## [Extracted records]
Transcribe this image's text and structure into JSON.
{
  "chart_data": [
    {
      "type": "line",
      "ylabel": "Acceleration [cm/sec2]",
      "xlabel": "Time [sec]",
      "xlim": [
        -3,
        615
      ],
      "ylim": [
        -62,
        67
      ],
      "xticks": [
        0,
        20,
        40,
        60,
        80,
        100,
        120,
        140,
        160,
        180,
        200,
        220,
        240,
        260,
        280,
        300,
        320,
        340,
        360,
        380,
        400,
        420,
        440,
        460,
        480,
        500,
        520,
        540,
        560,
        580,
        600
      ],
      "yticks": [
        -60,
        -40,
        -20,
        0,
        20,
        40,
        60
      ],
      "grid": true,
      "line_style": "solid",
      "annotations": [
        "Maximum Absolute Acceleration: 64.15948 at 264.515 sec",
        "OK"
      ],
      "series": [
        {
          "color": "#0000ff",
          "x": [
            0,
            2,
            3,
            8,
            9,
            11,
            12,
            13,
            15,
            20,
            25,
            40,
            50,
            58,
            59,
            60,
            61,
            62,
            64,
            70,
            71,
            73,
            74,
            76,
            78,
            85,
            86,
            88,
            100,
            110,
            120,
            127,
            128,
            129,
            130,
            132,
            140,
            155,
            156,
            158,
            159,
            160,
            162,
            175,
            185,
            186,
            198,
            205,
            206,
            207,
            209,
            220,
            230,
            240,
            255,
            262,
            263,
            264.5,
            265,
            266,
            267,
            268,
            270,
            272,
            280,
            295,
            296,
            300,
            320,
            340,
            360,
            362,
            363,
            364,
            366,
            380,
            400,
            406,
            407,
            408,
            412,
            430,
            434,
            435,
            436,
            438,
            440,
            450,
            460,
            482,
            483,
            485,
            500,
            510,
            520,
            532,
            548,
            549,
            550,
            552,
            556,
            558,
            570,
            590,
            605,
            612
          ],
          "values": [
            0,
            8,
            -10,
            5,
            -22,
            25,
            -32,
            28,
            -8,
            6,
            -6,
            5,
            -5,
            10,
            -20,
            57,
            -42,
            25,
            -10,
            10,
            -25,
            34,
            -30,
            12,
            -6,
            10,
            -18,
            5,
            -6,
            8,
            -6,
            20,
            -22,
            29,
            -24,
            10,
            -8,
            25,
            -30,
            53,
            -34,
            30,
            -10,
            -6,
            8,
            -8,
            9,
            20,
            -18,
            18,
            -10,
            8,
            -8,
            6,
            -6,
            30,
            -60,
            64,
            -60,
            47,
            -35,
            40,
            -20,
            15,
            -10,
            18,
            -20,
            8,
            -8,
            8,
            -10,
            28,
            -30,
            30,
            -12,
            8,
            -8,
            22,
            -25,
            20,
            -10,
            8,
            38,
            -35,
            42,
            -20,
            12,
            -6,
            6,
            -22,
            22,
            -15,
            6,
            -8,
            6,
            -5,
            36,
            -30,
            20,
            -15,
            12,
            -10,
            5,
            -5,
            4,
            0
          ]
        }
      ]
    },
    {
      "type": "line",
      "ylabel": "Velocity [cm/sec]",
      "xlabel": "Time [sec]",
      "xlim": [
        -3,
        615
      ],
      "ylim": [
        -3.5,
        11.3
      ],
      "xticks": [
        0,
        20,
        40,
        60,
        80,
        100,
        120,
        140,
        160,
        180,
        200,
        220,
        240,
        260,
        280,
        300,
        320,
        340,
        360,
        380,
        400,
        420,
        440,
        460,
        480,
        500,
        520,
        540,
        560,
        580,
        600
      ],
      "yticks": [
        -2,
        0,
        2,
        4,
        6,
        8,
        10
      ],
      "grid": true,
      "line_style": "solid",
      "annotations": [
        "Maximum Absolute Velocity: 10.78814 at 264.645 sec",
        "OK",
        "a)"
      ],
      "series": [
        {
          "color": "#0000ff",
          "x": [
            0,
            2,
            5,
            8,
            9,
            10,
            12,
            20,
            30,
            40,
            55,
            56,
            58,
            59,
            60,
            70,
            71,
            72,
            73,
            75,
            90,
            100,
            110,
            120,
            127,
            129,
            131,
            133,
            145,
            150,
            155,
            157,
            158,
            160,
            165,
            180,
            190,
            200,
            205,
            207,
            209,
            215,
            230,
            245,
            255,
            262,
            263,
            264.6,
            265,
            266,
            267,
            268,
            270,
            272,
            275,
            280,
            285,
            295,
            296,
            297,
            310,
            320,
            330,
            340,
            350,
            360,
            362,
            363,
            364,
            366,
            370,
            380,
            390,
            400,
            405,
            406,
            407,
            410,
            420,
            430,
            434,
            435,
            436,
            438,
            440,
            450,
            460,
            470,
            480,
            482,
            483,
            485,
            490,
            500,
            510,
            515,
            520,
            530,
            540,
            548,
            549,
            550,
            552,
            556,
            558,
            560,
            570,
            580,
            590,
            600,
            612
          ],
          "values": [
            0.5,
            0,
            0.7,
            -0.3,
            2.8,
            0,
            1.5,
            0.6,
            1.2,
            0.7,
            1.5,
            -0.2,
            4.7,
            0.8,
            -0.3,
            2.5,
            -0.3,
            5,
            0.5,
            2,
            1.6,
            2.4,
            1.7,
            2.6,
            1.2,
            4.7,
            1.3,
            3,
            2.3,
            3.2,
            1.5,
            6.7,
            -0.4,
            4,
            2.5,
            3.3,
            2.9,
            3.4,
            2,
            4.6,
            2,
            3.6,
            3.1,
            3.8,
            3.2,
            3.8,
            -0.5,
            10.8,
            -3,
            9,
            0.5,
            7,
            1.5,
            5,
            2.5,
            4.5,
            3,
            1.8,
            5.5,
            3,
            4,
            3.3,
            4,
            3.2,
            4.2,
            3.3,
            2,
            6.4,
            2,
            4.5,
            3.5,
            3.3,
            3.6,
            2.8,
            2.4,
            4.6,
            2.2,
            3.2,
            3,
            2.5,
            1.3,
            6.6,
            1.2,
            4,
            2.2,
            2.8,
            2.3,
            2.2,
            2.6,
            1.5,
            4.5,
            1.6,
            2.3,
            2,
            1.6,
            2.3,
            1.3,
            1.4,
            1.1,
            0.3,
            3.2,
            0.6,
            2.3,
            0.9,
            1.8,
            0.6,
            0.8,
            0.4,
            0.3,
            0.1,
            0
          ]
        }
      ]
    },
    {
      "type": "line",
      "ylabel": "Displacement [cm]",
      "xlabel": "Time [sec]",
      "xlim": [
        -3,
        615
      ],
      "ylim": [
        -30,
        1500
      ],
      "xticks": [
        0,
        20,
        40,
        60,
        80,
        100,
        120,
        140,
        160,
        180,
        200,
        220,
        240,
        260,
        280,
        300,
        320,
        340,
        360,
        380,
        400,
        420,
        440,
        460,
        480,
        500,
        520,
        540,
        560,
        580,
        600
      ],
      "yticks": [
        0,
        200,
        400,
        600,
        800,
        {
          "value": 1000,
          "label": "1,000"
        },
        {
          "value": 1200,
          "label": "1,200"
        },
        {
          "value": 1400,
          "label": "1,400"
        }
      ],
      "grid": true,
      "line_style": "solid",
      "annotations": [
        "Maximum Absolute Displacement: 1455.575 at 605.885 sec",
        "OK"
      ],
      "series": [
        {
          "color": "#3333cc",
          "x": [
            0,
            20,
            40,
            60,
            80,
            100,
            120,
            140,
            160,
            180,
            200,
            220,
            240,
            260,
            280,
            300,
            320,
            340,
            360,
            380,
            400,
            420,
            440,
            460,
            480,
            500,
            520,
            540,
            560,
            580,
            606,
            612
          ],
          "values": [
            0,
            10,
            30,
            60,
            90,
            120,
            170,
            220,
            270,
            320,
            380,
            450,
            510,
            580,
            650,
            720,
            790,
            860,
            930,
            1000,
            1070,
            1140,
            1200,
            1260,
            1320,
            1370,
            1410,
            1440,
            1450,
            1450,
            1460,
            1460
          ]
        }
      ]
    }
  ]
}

## [Instruction]
Copy all of the data. Keep every word exactly as it is.

## [Completed exercise]
Transcribe this image's text and structure into JSON.
{
  "chart_data": [
    {
      "type": "line",
      "ylabel": "Acceleration [cm/sec2]",
      "xlabel": "Time [sec]",
      "xlim": [
        -3,
        615
      ],
      "ylim": [
        -62,
        67
      ],
      "xticks": [
        0,
        20,
        40,
        60,
        80,
        100,
        120,
        140,
        160,
        180,
        200,
        220,
        240,
        260,
        280,
        300,
        320,
        340,
        360,
        380,
        400,
        420,
        440,
        460,
        480,
        500,
        520,
        540,
        560,
        580,
        600
      ],
      "yticks": [
        -60,
        -40,
        -20,
        0,
        20,
        40,
        60
      ],
      "grid": true,
      "line_style": "solid",
      "annotations": [
        "Maximum Absolute Acceleration: 64.15948 at 264.515 sec",
        "OK"
      ],
      "series": [
        {
          "color": "#0000ff",
          "x": [
            0,
            2,
            3,
            8,
            9,
            11,
            12,
            13,
            15,
            20,
            25,
            40,
            50,
            58,
            59,
            60,
            61,
            62,
            64,
            70,
            71,
            73,
            74,
            76,
            78,
            85,
            86,
            88,
            100,
            110,
            120,
            127,
            128,
            129,
            130,
            132,
            140,
            155,
            156,
            158,
            159,
            160,
            162,
            175,
            185,
            186,
            198,
            205,
            206,
            207,
            209,
            220,
            230,
            240,
            255,
            262,
            263,
            264.5,
            265,
            266,
            267,
            268,
            270,
            272,
            280,
            295,
            296,
            300,
            320,
            340,
            360,
            362,
            363,
            364,
            366,
            380,
            400,
            406,
            407,
            408,
            412,
            430,
            434,
            435,
            436,
            438,
            440,
            450,
            460,
            482,
            483,
            485,
            500,
            510,
            520,
            532,
            548,
            549,
            550,
            552,
            556,
            558,
            570,
            590,
            605,
            612
          ],
          "values": [
            0,
            8,
            -10,
            5,
            -22,
            25,
            -32,
            28,
            -8,
            6,
            -6,
            5,
            -5,
            10,
            -20,
            57,
            -42,
            25,
            -10,
            10,
            -25,
            34,
            -30,
            12,
            -6,
            10,
            -18,
            5,
            -6,
            8,
            -6,
            20,
            -22,
            29,
            -24,
            10,
            -8,
            25,
            -30,
            53,
            -34,
            30,
            -10,
            -6,
            8,
            -8,
            9,
            20,
            -18,
            18,
            -10,
            8,
            -8,
            6,
            -6,
            30,
            -60,
            64,
            -60,
            47,
            -35,
            40,
            -20,
            15,
            -10,
            18,
            -20,
            8,
            -8,
            8,
            -10,
            28,
            -30,
            30,
            -12,
            8,
            -8,
            22,
            -25,
            20,
            -10,
            8,
            38,
            -35,
            42,
            -20,
            12,
            -6,
            6,
            -22,
            22,
            -15,
            6,
            -8,
            6,
            -5,
            36,
            -30,
            20,
            -15,
            12,
            -10,
            5,
            -5,
            4,
            0
          ]
        }
      ]
    },
    {
      "type": "line",
      "ylabel": "Velocity [cm/sec]",
      "xlabel": "Time [sec]",
      "xlim": [
        -3,
        615
      ],
      "ylim": [
        -3.5,
        11.3
      ],
      "xticks": [
        0,
        20,
        40,
        60,
        80,
        100,
        120,
        140,
        160,
        180,
        200,
        220,
        240,
        260,
        280,
        300,
        320,
        340,
        360,
        380,
        400,
        420,
        440,
        460,
        480,
        500,
        520,
        540,
        560,
        580,
        600
      ],
      "yticks": [
        -2,
        0,
        2,
        4,
        6,
        8,
        10
      ],
      "grid": true,
      "line_style": "solid",
      "annotations": [
        "Maximum Absolute Velocity: 10.78814 at 264.645 sec",
        "OK",
        "a)"
      ],
      "series": [
        {
          "color": "#0000ff",
          "x": [
            0,
            2,
            5,
            8,
            9,
            10,
            12,
            20,
            30,
            40,
            55,
            56,
            58,
            59,
            60,
            70,
            71,
            72,
            73,
            75,
            90,
            100,
            110,
            120,
            127,
            129,
            131,
            133,
            145,
            150,
            155,
            157,
            158,
            160,
            165,
            180,
            190,
            200,
            205,
            207,
            209,
            215,
            230,
            245,
            255,
            262,
            263,
            264.6,
            265,
            266,
            267,
            268,
            270,
            272,
            275,
            280,
            285,
            295,
            296,
            297,
            310,
            320,
            330,
            340,
            350,
            360,
            362,
            363,
            364,
            366,
            370,
            380,
            390,
            400,
            405,
            406,
            407,
            410,
            420,
            430,
            434,
            435,
            436,
            438,
            440,
            450,
            460,
            470,
            480,
            482,
            483,
            485,
            490,
            500,
            510,
            515,
            520,
            530,
            540,
            548,
            549,
            550,
            552,
            556,
            558,
            560,
            570,
            580,
            590,
            600,
            612
          ],
          "values": [
            0.5,
            0,
            0.7,
            -0.3,
            2.8,
            0,
            1.5,
            0.6,
            1.2,
            0.7,
            1.5,
            -0.2,
            4.7,
            0.8,
            -0.3,
            2.5,
            -0.3,
            5,
            0.5,
            2,
            1.6,
            2.4,
            1.7,
            2.6,
            1.2,
            4.7,
            1.3,
            3,
            2.3,
            3.2,
            1.5,
            6.7,
            -0.4,
            4,
            2.5,
            3.3,
            2.9,
            3.4,
            2,
            4.6,
            2,
            3.6,
            3.1,
            3.8,
            3.2,
            3.8,
            -0.5,
            10.8,
            -3,
            9,
            0.5,
            7,
            1.5,
            5,
            2.5,
            4.5,
            3,
            1.8,
            5.5,
            3,
            4,
            3.3,
            4,
            3.2,
            4.2,
            3.3,
            2,
            6.4,
            2,
            4.5,
            3.5,
            3.3,
            3.6,
            2.8,
            2.4,
            4.6,
            2.2,
            3.2,
            3,
            2.5,
            1.3,
            6.6,
            1.2,
            4,
            2.2,
            2.8,
            2.3,
            2.2,
            2.6,
            1.5,
            4.5,
            1.6,
            2.3,
            2,
            1.6,
            2.3,
            1.3,
            1.4,
            1.1,
            0.3,
            3.2,
            0.6,
            2.3,
            0.9,
            1.8,
            0.6,
            0.8,
            0.4,
            0.3,
            0.1,
            0
          ]
        }
      ]
    },
    {
      "type": "line",
      "ylabel": "Displacement [cm]",
      "xlabel": "Time [sec]",
      "xlim": [
        -3,
        615
      ],
      "ylim": [
        -30,
        1500
      ],
      "xticks": [
        0,
        20,
        40,
        60,
        80,
        100,
        120,
        140,
        160,
        180,
        200,
        220,
        240,
        260,
        280,
        300,
        320,
        340,
        360,
        380,
        400,
        420,
        440,
        460,
        480,
        500,
        520,
        540,
        560,
        580,
        600
      ],
      "yticks": [
        0,
        200,
        400,
        600,
        800,
        {
          "value": 1000,
          "label": "1,000"
        },
        {
          "value": 1200,
          "label": "1,200"
        },
        {
          "value": 1400,
          "label": "1,400"
        }
      ],
      "grid": true,
      "line_style": "solid",
      "annotations": [
        "Maximum Absolute Displacement: 1455.575 at 605.885 sec",
        "OK"
      ],
      "series": [
        {
          "color": "#3333cc",
          "x": [
            0,
            20,
            40,
            60,
            80,
            100,
            120,
            140,
            160,
            180,
            200,
            220,
            240,
            260,
            280,
            300,
            320,
            340,
            360,
            380,
            400,
            420,
            440,
            460,
            480,
            500,
            520,
            540,
            560,
            580,
            606,
            612
          ],
          "values": [
            0,
            10,
            30,
            60,
            90,
            120,
            170,
            220,
            270,
            320,
            380,
            450,
            510,
            580,
            650,
            720,
            790,
            860,
            930,
            1000,
            1070,
            1140,
            1200,
            1260,
            1320,
            1370,
            1410,
            1440,
            1450,
            1450,
            1460,
            1460
          ]
        }
      ]
    }
  ]
}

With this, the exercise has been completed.